*What is expected*:
Retype the tail of the data exactly, starting at the line containing "What's the underlying" and stopping at the last line.

*Entries shown*:
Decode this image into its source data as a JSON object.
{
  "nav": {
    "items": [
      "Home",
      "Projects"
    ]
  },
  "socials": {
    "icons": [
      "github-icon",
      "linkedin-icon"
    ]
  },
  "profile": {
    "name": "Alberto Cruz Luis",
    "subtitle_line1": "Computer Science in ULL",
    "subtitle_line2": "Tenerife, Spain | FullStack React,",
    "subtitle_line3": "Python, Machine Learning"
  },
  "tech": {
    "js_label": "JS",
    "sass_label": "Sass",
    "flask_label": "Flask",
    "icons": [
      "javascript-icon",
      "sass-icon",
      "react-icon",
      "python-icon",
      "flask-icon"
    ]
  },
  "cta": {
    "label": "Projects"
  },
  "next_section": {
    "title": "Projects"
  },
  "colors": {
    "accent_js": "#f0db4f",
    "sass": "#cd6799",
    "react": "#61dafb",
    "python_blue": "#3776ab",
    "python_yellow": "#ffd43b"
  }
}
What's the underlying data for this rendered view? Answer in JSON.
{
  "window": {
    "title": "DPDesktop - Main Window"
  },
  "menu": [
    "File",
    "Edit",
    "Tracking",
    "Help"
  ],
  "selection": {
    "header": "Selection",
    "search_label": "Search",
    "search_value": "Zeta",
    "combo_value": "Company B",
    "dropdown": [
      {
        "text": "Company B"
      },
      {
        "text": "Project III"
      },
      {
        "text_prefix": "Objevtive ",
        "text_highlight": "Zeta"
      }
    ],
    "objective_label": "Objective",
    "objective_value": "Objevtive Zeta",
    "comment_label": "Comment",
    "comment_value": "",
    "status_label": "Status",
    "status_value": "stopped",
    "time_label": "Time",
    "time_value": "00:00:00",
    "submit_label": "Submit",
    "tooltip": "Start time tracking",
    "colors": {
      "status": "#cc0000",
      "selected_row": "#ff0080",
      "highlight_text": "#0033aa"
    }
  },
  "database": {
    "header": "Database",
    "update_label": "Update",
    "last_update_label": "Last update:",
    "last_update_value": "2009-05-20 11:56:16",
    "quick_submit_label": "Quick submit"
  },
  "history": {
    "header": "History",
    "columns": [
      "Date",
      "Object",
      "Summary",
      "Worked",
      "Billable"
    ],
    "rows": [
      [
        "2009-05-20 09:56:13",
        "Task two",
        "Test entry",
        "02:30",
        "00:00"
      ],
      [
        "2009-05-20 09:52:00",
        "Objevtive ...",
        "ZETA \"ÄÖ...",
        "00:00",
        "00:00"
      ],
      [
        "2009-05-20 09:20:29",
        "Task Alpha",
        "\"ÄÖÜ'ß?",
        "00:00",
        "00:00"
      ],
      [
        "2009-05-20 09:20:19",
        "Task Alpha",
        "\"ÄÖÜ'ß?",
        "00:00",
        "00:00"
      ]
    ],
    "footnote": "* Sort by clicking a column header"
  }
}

*Task result*:
What's the underlying data for this rendered view? Answer in JSON.
{
  "window": {
    "title": "DPDesktop - Main Window"
  },
  "menu": [
    "File",
    "Edit",
    "Tracking",
    "Help"
  ],
  "selection": {
    "header": "Selection",
    "search_label": "Search",
    "search_value": "Zeta",
    "combo_value": "Company B",
    "dropdown": [
      {
        "text": "Company B"
      },
      {
        "text": "Project III"
      },
      {
        "text_prefix": "Objevtive ",
        "text_highlight": "Zeta"
      }
    ],
    "objective_label": "Objective",
    "objective_value": "Objevtive Zeta",
    "comment_label": "Comment",
    "comment_value": "",
    "status_label": "Status",
    "status_value": "stopped",
    "time_label": "Time",
    "time_value": "00:00:00",
    "submit_label": "Submit",
    "tooltip": "Start time tracking",
    "colors": {
      "status": "#cc0000",
      "selected_row": "#ff0080",
      "highlight_text": "#0033aa"
    }
  },
  "database": {
    "header": "Database",
    "update_label": "Update",
    "last_update_label": "Last update:",
    "last_update_value": "2009-05-20 11:56:16",
    "quick_submit_label": "Quick submit"
  },
  "history": {
    "header": "History",
    "columns": [
      "Date",
      "Object",
      "Summary",
      "Worked",
      "Billable"
    ],
    "rows": [
      [
        "2009-05-20 09:56:13",
        "Task two",
        "Test entry",
        "02:30",
        "00:00"
      ],
      [
        "2009-05-20 09:52:00",
        "Objevtive ...",
        "ZETA \"ÄÖ...",
        "00:00",
        "00:00"
      ],
      [
        "2009-05-20 09:20:29",
        "Task Alpha",
        "\"ÄÖÜ'ß?",
        "00:00",
        "00:00"
      ],
      [
        "2009-05-20 09:20:19",
        "Task Alpha",
        "\"ÄÖÜ'ß?",
        "00:00",
        "00:00"
      ]
    ],
    "footnote": "* Sort by clicking a column header"
  }
}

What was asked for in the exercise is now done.